/---

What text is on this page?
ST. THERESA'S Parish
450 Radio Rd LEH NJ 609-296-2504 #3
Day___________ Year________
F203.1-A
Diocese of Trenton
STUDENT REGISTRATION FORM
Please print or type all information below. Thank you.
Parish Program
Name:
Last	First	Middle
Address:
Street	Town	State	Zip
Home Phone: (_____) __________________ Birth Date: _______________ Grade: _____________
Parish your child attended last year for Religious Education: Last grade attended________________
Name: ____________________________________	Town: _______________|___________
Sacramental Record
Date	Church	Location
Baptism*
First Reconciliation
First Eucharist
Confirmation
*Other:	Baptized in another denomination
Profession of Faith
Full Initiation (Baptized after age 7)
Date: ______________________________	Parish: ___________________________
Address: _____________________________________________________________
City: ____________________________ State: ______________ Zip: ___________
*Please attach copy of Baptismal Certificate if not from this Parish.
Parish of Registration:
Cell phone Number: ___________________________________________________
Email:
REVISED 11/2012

\---

## STATED GOAL
Could you reproduce every record above exactly as it appears?

## ANSWER TO THE PROBLEM
What text is on this page?
ST. THERESA'S Parish
450 Radio Rd LEH NJ 609-296-2504 #3
Day___________ Year________
F203.1-A
Diocese of Trenton
STUDENT REGISTRATION FORM
Please print or type all information below. Thank you.
Parish Program
Name:
Last	First	Middle
Address:
Street	Town	State	Zip
Home Phone: (_____) __________________ Birth Date: _______________ Grade: _____________
Parish your child attended last year for Religious Education: Last grade attended________________
Name: ____________________________________	Town: _______________|___________
Sacramental Record
Date	Church	Location
Baptism*
First Reconciliation
First Eucharist
Confirmation
*Other:	Baptized in another denomination
Profession of Faith
Full Initiation (Baptized after age 7)
Date: ______________________________	Parish: ___________________________
Address: _____________________________________________________________
City: ____________________________ State: ______________ Zip: ___________
*Please attach copy of Baptismal Certificate if not from this Parish.
Parish of Registration:
Cell phone Number: ___________________________________________________
Email:
REVISED 11/2012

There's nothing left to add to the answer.